* **Task data**
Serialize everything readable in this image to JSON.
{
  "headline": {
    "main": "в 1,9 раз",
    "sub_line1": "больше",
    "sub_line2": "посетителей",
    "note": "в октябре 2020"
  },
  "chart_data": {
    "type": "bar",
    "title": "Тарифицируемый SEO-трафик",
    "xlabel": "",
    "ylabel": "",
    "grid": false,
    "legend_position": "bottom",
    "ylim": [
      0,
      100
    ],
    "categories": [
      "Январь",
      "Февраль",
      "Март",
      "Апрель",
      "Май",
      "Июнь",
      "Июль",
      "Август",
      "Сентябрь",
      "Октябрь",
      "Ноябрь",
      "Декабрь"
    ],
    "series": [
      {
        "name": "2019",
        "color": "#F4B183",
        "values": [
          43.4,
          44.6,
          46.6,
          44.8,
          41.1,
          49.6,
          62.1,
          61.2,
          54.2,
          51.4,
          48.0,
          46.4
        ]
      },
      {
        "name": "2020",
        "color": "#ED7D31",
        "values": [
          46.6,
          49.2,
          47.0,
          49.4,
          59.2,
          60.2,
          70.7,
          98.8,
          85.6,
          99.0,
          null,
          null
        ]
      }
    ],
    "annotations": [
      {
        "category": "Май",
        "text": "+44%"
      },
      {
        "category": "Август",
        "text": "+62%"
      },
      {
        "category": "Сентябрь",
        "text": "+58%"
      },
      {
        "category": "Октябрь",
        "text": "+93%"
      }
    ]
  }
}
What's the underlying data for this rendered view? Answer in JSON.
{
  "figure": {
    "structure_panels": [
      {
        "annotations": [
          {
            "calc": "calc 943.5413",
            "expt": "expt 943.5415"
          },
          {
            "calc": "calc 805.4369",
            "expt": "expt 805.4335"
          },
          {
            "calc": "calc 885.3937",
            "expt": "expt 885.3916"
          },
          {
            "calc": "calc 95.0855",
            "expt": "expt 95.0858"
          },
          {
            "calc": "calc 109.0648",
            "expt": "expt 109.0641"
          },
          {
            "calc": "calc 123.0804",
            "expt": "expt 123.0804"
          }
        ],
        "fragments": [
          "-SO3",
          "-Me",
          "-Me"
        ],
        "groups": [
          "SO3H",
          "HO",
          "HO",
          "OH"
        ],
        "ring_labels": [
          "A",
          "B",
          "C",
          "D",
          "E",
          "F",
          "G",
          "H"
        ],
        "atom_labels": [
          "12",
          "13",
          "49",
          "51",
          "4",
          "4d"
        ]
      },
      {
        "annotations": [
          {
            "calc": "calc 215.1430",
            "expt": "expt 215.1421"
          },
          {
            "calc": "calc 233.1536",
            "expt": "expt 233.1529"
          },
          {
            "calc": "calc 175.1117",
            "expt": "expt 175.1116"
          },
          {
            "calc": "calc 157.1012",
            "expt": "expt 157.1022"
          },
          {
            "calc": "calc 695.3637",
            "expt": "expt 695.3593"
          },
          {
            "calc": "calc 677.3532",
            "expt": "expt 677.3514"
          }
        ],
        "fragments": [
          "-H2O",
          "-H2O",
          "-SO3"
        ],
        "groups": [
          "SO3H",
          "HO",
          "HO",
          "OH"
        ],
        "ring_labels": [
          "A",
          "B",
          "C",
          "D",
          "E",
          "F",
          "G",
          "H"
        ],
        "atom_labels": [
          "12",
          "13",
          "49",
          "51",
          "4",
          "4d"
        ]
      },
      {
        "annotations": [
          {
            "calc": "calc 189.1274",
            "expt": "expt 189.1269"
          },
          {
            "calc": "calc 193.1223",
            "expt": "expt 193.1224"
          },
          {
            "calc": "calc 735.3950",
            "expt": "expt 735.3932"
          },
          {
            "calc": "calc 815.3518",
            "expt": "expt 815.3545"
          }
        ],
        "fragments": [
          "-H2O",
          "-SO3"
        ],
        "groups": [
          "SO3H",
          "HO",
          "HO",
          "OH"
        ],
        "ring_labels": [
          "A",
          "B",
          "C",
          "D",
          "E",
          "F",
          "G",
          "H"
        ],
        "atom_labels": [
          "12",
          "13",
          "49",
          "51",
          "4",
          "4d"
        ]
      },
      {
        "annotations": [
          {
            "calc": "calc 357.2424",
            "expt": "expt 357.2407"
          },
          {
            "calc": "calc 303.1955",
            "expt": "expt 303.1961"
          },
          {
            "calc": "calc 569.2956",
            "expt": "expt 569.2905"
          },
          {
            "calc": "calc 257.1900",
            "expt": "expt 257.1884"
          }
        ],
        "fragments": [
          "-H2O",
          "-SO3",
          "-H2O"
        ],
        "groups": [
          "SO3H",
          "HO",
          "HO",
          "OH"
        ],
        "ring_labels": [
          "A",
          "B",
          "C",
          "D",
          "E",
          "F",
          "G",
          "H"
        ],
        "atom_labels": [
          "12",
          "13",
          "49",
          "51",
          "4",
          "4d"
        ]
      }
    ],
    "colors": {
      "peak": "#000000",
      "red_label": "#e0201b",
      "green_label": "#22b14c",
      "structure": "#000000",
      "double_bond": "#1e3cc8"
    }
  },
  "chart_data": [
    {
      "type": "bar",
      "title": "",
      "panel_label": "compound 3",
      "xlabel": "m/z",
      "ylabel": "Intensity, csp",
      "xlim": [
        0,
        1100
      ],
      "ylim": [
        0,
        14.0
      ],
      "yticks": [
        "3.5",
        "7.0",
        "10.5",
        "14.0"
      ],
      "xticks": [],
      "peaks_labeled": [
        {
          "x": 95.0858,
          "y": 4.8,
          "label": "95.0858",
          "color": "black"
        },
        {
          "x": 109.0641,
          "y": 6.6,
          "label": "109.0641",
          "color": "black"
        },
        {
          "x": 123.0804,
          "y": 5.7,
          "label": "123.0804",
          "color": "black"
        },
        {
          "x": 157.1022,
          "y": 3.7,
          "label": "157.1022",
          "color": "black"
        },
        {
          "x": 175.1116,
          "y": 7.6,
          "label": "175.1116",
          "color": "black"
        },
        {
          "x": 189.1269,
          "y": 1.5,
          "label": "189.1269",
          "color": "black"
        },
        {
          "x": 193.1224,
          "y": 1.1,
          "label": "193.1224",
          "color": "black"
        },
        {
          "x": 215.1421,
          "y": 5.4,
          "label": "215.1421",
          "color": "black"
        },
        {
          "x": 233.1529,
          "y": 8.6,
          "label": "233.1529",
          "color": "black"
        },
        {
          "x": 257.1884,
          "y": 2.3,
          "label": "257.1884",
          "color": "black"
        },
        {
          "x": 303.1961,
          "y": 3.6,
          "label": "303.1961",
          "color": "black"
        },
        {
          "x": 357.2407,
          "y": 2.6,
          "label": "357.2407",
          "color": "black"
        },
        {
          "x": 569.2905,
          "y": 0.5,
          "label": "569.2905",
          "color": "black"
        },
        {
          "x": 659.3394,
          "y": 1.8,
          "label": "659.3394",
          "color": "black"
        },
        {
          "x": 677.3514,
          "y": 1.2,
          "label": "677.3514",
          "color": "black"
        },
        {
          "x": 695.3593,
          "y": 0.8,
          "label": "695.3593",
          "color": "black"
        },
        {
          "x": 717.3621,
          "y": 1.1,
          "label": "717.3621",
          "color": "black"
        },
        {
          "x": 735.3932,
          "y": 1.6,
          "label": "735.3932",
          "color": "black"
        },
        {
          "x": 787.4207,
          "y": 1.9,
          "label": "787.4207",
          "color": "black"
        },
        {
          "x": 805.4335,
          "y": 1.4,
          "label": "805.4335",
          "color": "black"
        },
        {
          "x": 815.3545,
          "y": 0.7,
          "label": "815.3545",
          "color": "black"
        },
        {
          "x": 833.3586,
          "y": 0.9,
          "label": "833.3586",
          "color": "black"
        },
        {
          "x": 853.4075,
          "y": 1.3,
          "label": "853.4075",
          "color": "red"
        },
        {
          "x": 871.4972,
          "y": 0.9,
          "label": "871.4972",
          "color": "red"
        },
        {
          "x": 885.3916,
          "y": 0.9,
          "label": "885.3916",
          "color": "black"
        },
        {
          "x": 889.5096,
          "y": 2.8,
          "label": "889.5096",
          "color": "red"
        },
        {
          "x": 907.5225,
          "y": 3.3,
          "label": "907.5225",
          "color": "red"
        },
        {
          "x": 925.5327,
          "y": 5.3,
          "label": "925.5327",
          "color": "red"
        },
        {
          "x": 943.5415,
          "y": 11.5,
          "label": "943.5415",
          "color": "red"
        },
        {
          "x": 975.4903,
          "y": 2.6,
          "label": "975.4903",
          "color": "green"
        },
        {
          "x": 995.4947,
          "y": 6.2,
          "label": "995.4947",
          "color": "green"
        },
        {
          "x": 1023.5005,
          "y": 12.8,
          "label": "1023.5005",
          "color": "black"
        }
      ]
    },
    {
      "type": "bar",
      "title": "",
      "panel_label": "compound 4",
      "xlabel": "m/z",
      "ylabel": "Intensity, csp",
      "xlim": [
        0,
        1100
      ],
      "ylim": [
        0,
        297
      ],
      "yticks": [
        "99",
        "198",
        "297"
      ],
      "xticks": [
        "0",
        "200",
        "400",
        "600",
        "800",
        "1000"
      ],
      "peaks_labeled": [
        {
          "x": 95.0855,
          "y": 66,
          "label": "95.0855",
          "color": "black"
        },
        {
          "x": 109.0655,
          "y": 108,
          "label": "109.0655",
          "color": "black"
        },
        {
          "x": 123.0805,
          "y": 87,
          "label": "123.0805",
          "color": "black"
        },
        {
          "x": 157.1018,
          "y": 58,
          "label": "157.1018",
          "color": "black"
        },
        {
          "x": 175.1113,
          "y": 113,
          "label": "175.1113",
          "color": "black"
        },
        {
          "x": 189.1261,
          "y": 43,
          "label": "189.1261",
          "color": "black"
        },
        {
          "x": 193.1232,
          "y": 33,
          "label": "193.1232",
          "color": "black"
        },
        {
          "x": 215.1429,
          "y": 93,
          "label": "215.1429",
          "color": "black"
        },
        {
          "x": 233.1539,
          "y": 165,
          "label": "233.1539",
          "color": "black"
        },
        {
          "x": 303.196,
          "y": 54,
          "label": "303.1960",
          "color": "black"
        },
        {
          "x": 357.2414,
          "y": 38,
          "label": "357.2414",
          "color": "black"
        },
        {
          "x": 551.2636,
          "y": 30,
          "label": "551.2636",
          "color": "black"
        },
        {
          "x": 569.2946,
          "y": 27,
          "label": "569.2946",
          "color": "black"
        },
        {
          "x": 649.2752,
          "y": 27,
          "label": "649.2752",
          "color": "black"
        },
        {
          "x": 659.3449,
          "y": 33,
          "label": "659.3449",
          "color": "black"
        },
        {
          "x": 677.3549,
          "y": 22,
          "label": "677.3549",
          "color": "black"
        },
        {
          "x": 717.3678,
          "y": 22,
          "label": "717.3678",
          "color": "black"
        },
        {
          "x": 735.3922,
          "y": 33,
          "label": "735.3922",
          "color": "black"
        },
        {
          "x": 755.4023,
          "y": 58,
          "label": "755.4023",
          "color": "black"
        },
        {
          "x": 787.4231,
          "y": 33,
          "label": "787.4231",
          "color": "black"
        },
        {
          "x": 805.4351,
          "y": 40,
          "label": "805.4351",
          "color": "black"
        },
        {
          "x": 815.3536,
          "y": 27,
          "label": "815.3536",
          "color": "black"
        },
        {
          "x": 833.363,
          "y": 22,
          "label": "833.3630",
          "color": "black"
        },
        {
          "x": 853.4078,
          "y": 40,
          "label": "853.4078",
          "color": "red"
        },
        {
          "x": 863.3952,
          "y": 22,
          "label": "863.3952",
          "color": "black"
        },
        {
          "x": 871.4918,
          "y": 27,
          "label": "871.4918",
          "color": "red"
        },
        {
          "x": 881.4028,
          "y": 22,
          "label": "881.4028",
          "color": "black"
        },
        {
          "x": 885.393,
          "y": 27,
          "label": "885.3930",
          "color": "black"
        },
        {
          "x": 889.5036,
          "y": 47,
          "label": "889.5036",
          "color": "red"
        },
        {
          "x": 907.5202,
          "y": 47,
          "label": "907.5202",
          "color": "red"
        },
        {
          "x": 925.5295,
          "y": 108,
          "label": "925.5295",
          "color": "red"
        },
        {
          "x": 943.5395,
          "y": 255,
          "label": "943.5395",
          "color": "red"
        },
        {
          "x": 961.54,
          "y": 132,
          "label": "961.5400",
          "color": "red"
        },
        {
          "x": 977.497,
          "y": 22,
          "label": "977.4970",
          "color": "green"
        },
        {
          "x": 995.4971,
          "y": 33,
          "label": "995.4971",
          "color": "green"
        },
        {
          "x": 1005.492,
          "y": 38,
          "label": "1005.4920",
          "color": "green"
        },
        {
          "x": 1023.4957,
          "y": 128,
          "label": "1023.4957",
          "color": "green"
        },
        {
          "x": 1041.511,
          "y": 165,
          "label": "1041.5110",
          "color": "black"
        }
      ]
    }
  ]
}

* **Instruction**
Look through the data above. Each line containing the word "compound" needs to be copied.

* **Expected output**
      "panel_label": "compound 3",
      "panel_label": "compound 4",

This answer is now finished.